**Information given**
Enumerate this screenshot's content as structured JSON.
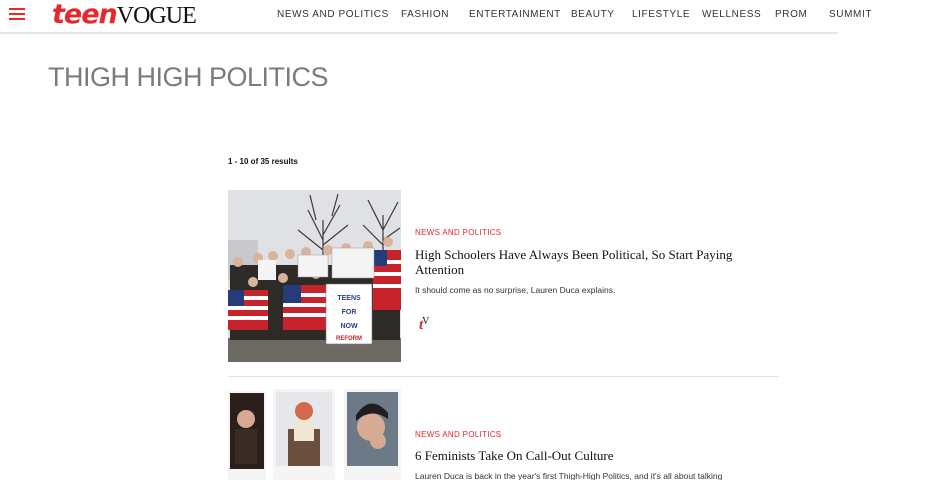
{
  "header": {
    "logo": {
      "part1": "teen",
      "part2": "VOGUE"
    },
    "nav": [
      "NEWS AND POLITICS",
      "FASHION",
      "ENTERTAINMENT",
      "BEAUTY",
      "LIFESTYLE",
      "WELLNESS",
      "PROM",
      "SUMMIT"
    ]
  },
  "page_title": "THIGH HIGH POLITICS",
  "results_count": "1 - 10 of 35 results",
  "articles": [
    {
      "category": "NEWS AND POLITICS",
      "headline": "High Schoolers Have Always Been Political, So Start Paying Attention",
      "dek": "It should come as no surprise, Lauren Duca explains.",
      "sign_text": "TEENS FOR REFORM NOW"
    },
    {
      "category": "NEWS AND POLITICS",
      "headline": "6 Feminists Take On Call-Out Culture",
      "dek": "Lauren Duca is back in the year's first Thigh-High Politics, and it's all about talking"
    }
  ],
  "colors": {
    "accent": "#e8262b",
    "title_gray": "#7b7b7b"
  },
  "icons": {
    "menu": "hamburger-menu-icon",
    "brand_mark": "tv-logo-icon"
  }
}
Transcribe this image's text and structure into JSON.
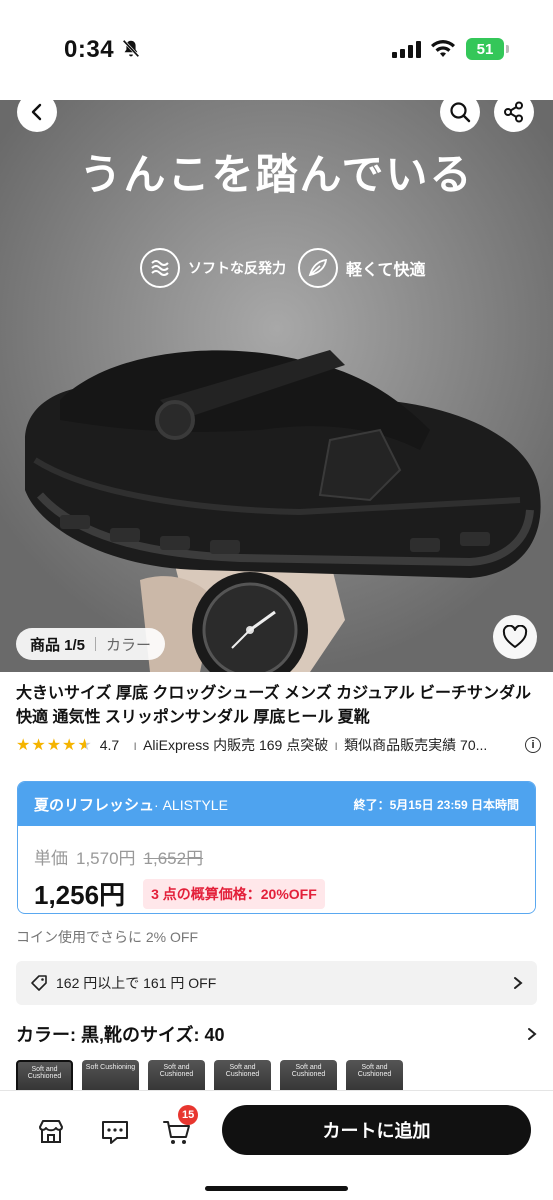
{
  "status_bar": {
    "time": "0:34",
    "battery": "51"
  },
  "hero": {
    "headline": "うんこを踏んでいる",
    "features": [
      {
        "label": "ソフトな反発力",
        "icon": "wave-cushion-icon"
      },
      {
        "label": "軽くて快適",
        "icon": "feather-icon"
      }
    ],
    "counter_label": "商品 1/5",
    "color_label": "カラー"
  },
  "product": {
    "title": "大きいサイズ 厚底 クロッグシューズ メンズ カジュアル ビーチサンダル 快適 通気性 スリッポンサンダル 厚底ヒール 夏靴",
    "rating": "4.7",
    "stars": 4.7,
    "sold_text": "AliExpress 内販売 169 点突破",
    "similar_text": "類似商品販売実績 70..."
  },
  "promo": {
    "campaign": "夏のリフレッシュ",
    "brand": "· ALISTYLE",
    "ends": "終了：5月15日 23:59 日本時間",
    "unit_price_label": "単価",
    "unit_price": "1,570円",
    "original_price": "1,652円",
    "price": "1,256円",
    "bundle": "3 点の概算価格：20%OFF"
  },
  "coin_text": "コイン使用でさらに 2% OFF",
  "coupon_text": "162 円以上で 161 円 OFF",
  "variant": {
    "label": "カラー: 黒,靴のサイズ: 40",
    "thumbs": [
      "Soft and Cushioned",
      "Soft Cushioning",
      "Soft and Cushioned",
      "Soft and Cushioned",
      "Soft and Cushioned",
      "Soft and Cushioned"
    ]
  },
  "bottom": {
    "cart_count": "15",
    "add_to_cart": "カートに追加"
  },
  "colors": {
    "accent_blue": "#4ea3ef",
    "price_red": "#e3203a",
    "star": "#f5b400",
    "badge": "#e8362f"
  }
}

...

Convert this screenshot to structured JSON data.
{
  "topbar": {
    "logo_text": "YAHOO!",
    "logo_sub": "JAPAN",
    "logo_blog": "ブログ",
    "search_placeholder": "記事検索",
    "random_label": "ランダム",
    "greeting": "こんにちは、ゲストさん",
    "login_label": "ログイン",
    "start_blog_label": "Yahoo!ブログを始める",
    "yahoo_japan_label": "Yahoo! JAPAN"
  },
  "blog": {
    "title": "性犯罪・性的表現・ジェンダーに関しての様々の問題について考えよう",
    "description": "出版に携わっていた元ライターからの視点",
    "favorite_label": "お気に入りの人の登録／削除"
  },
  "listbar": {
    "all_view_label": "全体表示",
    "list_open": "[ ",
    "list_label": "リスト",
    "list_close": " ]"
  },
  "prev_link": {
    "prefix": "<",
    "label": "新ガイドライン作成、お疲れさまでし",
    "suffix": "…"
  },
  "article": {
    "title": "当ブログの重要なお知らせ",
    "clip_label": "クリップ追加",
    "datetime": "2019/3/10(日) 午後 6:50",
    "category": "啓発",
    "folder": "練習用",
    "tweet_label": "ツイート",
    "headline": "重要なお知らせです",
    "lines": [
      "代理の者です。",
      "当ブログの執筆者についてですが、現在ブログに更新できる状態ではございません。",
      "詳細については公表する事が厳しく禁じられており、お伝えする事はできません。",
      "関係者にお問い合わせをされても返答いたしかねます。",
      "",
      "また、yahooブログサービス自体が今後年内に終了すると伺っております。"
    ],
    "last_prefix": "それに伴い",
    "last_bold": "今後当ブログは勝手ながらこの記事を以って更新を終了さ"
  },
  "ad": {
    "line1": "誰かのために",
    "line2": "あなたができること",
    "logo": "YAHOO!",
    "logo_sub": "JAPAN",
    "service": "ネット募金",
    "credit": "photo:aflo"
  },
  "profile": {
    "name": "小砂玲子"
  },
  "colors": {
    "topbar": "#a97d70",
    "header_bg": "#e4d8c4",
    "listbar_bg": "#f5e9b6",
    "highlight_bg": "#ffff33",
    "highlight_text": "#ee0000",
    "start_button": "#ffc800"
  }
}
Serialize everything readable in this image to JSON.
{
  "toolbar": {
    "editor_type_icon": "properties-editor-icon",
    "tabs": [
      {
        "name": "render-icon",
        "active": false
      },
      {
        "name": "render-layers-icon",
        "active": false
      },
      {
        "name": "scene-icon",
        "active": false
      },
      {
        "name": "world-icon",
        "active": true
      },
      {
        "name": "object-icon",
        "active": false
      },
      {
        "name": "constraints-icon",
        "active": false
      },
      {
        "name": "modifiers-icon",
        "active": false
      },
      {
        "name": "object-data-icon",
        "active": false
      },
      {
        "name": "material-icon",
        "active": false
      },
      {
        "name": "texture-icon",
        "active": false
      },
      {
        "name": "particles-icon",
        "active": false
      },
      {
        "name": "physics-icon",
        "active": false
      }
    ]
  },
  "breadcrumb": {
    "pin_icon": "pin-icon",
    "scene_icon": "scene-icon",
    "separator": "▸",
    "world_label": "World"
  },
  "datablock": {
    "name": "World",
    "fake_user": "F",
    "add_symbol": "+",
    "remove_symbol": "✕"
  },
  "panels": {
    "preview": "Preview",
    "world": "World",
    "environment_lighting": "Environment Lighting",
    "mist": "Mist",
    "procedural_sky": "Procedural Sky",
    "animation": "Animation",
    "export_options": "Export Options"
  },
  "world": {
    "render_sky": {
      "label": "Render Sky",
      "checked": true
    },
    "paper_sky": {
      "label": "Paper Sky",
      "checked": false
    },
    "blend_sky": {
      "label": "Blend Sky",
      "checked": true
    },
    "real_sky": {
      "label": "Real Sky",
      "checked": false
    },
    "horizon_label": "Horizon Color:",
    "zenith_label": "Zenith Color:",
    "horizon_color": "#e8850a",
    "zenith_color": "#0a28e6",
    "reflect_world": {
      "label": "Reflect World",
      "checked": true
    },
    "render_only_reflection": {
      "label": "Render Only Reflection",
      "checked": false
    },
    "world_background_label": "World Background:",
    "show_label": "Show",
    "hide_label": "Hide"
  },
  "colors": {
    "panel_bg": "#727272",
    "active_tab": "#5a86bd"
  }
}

**The task**
Which lines contain the word "structured"? Return each of them.

**Result**
Enumerate this screenshot's content as structured JSON.
Convert this screenshot to structured JSON data.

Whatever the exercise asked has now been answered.